Exercise goal>
Find the word "with" in the data. Return every line where it appears.

[start Working data]

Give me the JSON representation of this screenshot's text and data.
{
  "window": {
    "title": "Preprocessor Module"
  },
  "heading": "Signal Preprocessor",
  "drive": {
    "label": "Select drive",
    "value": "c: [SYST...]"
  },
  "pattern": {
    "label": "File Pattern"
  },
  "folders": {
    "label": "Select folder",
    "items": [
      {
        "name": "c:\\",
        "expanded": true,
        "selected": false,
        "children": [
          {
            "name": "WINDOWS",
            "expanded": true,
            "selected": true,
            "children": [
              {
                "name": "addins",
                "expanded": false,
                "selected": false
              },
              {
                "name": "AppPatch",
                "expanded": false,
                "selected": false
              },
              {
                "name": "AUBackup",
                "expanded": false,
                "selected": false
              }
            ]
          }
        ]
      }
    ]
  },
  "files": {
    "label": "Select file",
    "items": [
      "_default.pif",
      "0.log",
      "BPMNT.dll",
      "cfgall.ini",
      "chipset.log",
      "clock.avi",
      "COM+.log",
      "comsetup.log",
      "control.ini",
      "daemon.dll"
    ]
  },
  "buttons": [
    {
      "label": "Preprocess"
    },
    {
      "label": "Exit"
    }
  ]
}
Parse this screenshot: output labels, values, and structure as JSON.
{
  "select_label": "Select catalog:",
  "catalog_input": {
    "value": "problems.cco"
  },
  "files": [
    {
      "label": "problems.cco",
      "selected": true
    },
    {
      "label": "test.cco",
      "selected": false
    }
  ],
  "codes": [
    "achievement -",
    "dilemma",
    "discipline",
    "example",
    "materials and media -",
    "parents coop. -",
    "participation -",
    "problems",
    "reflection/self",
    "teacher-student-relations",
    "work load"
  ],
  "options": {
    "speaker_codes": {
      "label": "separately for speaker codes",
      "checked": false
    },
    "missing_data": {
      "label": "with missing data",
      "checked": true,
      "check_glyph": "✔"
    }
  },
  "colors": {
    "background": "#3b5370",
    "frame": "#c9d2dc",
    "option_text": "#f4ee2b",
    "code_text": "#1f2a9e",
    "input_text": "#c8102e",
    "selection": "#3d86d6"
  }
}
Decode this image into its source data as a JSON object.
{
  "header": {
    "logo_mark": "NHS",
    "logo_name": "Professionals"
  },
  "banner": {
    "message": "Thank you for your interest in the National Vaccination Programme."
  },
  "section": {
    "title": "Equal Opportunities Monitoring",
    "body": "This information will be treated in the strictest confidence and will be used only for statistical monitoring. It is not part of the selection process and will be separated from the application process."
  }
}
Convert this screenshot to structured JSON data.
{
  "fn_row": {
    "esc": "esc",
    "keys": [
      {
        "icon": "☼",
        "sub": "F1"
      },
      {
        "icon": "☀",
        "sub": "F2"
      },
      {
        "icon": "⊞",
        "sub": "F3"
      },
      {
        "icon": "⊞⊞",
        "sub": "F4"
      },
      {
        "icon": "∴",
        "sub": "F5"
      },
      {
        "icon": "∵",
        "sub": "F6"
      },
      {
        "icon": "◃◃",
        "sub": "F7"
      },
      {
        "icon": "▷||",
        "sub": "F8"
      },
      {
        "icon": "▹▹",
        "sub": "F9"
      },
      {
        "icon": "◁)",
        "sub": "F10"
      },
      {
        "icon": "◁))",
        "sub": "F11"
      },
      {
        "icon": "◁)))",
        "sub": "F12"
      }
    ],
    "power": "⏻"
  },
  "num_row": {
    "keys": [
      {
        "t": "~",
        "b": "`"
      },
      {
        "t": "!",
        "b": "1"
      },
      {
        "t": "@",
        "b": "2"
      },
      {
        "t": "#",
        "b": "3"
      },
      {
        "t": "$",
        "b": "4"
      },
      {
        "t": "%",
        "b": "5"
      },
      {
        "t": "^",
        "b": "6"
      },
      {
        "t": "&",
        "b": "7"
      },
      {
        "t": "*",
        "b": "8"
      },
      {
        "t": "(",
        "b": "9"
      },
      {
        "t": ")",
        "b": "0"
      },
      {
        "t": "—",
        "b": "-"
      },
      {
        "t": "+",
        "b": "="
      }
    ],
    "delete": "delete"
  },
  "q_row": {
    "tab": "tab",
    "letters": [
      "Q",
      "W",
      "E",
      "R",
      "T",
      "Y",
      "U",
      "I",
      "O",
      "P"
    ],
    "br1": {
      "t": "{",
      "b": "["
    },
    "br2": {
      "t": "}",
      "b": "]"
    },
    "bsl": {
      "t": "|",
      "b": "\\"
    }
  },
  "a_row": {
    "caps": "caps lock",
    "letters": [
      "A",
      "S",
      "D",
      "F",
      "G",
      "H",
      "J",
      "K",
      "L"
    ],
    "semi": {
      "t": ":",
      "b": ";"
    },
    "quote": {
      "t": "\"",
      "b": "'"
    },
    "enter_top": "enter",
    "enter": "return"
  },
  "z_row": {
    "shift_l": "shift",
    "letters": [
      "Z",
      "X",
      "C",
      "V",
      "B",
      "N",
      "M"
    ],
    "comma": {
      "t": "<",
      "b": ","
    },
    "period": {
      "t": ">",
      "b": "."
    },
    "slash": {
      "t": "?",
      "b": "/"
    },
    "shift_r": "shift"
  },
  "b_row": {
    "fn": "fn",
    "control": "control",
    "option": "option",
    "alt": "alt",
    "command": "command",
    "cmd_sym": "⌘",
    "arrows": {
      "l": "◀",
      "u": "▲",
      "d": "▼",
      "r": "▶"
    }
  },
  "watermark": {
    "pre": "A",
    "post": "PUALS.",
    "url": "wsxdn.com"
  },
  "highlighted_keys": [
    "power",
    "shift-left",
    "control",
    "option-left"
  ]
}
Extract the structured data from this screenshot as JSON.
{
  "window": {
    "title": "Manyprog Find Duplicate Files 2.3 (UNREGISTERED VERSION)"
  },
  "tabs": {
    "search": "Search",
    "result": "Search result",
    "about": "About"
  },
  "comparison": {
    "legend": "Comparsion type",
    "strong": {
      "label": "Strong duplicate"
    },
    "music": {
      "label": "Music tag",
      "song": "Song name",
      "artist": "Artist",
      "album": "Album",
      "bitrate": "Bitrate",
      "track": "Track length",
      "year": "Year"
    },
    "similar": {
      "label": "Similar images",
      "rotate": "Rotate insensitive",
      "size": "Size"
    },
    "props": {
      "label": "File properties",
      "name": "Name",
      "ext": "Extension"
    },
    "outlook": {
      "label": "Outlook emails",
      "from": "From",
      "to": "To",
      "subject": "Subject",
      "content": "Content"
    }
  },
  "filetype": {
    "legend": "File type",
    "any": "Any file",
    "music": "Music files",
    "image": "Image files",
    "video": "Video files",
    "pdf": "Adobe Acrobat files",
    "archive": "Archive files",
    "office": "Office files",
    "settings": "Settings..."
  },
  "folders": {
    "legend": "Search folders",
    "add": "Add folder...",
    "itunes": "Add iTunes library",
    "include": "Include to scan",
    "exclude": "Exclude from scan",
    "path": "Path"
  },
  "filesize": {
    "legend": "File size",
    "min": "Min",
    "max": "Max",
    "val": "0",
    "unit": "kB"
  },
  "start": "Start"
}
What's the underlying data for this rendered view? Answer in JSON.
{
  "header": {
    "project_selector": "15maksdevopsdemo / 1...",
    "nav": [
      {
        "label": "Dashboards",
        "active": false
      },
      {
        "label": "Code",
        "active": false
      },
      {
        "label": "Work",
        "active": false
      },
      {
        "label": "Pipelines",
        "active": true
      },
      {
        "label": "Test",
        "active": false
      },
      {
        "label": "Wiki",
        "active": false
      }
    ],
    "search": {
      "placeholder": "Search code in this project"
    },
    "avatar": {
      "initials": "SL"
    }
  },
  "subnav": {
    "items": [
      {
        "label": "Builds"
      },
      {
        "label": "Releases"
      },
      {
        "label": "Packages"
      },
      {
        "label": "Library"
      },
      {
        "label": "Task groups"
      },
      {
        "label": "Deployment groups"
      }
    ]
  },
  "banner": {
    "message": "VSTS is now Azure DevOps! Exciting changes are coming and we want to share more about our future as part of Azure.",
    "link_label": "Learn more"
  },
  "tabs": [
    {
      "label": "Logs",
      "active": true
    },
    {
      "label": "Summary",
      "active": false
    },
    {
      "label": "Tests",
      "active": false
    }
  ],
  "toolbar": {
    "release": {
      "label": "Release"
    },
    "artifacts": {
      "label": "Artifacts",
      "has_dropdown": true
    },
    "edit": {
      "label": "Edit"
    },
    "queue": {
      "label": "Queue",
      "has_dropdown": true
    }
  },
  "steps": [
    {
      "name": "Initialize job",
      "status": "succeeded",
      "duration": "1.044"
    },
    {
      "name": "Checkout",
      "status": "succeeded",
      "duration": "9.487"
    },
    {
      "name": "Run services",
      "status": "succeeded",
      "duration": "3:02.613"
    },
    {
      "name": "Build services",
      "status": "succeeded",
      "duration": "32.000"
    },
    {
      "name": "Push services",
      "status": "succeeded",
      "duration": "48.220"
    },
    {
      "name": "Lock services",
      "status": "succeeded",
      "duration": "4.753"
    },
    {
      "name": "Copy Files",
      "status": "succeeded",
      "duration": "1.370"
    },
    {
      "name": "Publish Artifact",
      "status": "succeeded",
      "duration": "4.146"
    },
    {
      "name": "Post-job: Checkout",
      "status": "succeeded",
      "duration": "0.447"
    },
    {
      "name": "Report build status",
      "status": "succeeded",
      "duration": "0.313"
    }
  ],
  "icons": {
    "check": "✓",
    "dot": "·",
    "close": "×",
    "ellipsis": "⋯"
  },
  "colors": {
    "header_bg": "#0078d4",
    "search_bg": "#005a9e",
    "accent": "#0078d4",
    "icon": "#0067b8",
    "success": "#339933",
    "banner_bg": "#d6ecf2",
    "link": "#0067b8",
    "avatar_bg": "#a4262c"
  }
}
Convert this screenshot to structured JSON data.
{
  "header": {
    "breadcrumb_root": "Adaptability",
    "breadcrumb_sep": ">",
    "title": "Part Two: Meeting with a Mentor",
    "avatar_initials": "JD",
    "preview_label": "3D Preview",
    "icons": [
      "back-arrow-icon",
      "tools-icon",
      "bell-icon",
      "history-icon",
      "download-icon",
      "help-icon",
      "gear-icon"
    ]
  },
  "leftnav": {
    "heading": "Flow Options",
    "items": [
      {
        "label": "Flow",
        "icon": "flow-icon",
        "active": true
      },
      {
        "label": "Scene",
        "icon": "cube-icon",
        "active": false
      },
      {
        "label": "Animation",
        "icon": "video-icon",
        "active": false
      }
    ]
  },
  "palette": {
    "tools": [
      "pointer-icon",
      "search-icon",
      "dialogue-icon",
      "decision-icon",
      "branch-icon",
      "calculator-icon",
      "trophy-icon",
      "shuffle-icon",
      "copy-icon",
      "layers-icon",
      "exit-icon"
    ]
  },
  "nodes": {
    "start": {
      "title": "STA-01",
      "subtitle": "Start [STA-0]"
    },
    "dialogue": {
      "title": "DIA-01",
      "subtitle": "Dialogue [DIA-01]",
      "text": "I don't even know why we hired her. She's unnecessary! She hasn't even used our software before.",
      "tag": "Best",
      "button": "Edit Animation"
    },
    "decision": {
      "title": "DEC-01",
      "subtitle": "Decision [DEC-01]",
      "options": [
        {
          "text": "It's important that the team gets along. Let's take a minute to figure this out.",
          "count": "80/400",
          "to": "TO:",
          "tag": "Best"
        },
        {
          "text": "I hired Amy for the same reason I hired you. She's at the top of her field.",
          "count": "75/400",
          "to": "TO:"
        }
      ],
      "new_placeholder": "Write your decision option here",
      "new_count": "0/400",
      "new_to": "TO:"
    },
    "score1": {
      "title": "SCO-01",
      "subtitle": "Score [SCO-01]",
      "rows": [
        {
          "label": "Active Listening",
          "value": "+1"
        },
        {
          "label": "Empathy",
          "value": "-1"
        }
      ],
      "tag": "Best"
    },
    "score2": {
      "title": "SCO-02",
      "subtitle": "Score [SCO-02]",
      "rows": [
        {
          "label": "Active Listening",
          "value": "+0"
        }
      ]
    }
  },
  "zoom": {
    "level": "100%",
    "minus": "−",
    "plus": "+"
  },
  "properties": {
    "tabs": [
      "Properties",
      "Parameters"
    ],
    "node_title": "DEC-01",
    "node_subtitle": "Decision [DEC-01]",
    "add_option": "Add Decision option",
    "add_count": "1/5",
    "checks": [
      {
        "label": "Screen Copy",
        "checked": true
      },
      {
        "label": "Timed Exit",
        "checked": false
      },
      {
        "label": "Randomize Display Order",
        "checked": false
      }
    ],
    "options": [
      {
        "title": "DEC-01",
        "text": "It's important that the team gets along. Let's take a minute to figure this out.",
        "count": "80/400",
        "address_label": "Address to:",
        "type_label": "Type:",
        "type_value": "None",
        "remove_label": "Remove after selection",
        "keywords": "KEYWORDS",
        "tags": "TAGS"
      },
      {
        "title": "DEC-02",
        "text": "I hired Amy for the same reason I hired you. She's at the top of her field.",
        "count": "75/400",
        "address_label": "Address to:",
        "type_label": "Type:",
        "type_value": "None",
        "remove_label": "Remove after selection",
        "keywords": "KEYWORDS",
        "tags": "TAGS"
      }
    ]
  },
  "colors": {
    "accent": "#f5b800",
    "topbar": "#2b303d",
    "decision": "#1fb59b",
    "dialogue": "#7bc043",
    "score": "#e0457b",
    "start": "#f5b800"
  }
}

[end Working data]

Result of this task>
      "label": "with missing data",
    "title": "Part Two: Meeting with a Mentor",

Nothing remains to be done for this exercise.